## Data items
....................
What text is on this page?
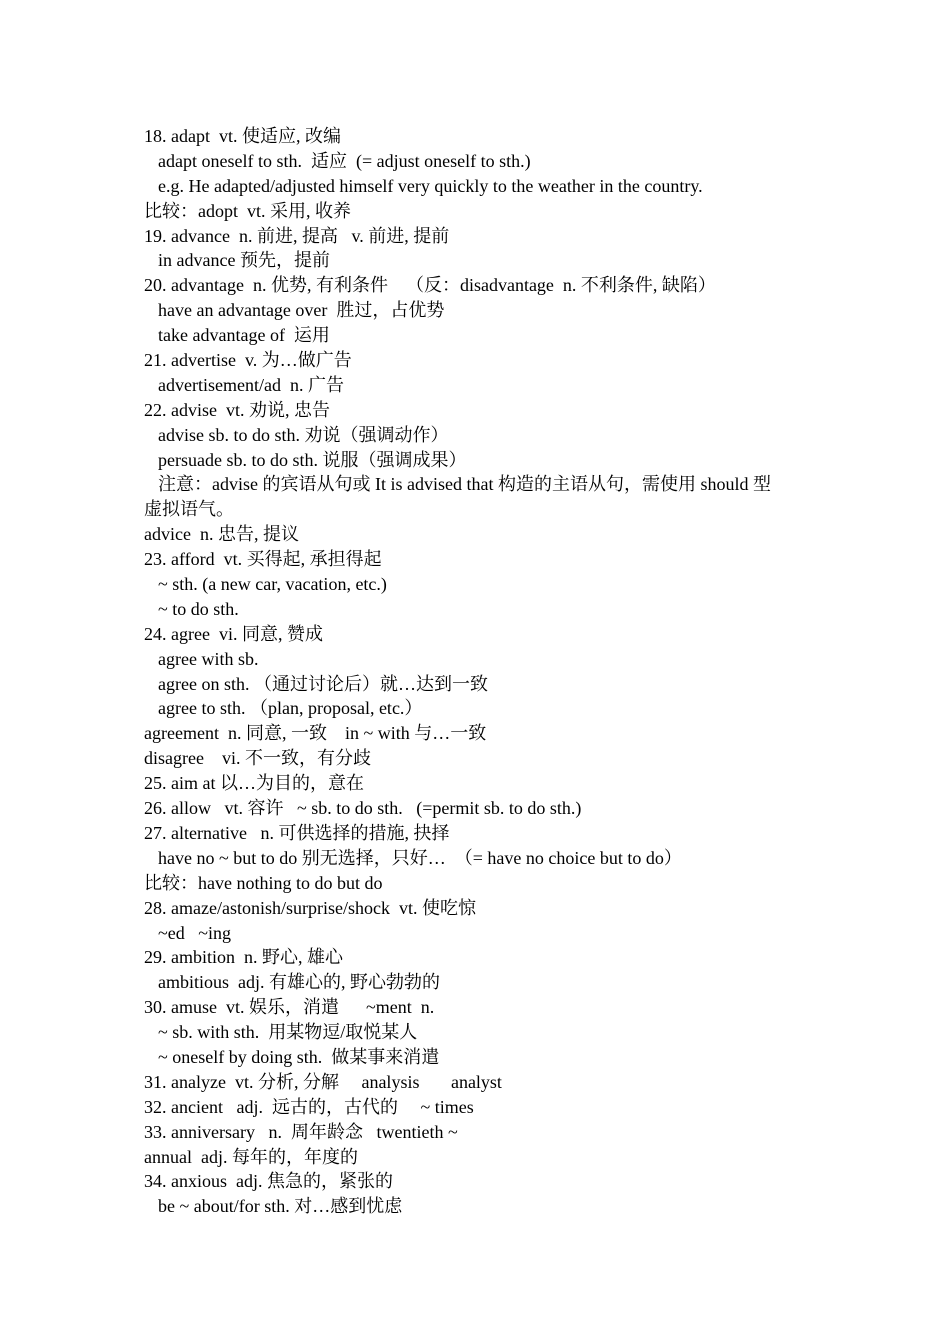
18. adapt  vt. 使适应, 改编
adapt oneself to sth.  适应  (= adjust oneself to sth.)
e.g. He adapted/adjusted himself very quickly to the weather in the country.
比较：adopt  vt. 采用, 收养
19. advance  n. 前进, 提高   v. 前进, 提前
in advance 预先，提前
20. advantage  n. 优势, 有利条件    （反：disadvantage  n. 不利条件, 缺陷）
have an advantage over  胜过，占优势
take advantage of  运用
21. advertise  v. 为…做广告
advertisement/ad  n. 广告
22. advise  vt. 劝说, 忠告
advise sb. to do sth. 劝说（强调动作）
persuade sb. to do sth. 说服（强调成果）
注意：advise 的宾语从句或 It is advised that 构造的主语从句，需使用 should 型
虚拟语气。
advice  n. 忠告, 提议
23. afford  vt. 买得起, 承担得起
~ sth. (a new car, vacation, etc.)
~ to do sth.
24. agree  vi. 同意, 赞成
agree with sb.
agree on sth. （通过讨论后）就…达到一致
agree to sth. （plan, proposal, etc.）
agreement  n. 同意, 一致    in ~ with 与…一致
disagree    vi. 不一致，有分歧
25. aim at 以…为目的，意在
26. allow   vt. 容许   ~ sb. to do sth.   (=permit sb. to do sth.)
27. alternative   n. 可供选择的措施, 抉择
have no ~ but to do 别无选择，只好…  （= have no choice but to do）
比较：have nothing to do but do
28. amaze/astonish/surprise/shock  vt. 使吃惊
~ed   ~ing
29. ambition  n. 野心, 雄心
ambitious  adj. 有雄心的, 野心勃勃的
30. amuse  vt. 娱乐，消遣      ~ment  n.
~ sb. with sth.  用某物逗/取悦某人
~ oneself by doing sth.  做某事来消遣
31. analyze  vt. 分析, 分解     analysis       analyst
32. ancient   adj.  远古的，古代的     ~ times
33. anniversary   n.  周年龄念   twentieth ~
annual  adj. 每年的，年度的
34. anxious  adj. 焦急的，紧张的
be ~ about/for sth. 对…感到忧虑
....................
## Work instructions
Pictures in the records above should not be copied. Repeat everything else exactly.

## Result of the task
What text is on this page?
18. adapt  vt. 使适应, 改编
adapt oneself to sth.  适应  (= adjust oneself to sth.)
e.g. He adapted/adjusted himself very quickly to the weather in the country.
比较：adopt  vt. 采用, 收养
19. advance  n. 前进, 提高   v. 前进, 提前
in advance 预先，提前
20. advantage  n. 优势, 有利条件    （反：disadvantage  n. 不利条件, 缺陷）
have an advantage over  胜过，占优势
take advantage of  运用
21. advertise  v. 为…做广告
advertisement/ad  n. 广告
22. advise  vt. 劝说, 忠告
advise sb. to do sth. 劝说（强调动作）
persuade sb. to do sth. 说服（强调成果）
注意：advise 的宾语从句或 It is advised that 构造的主语从句，需使用 should 型
虚拟语气。
advice  n. 忠告, 提议
23. afford  vt. 买得起, 承担得起
~ sth. (a new car, vacation, etc.)
~ to do sth.
24. agree  vi. 同意, 赞成
agree with sb.
agree on sth. （通过讨论后）就…达到一致
agree to sth. （plan, proposal, etc.）
agreement  n. 同意, 一致    in ~ with 与…一致
disagree    vi. 不一致，有分歧
25. aim at 以…为目的，意在
26. allow   vt. 容许   ~ sb. to do sth.   (=permit sb. to do sth.)
27. alternative   n. 可供选择的措施, 抉择
have no ~ but to do 别无选择，只好…  （= have no choice but to do）
比较：have nothing to do but do
28. amaze/astonish/surprise/shock  vt. 使吃惊
~ed   ~ing
29. ambition  n. 野心, 雄心
ambitious  adj. 有雄心的, 野心勃勃的
30. amuse  vt. 娱乐，消遣      ~ment  n.
~ sb. with sth.  用某物逗/取悦某人
~ oneself by doing sth.  做某事来消遣
31. analyze  vt. 分析, 分解     analysis       analyst
32. ancient   adj.  远古的，古代的     ~ times
33. anniversary   n.  周年龄念   twentieth ~
annual  adj. 每年的，年度的
34. anxious  adj. 焦急的，紧张的
be ~ about/for sth. 对…感到忧虑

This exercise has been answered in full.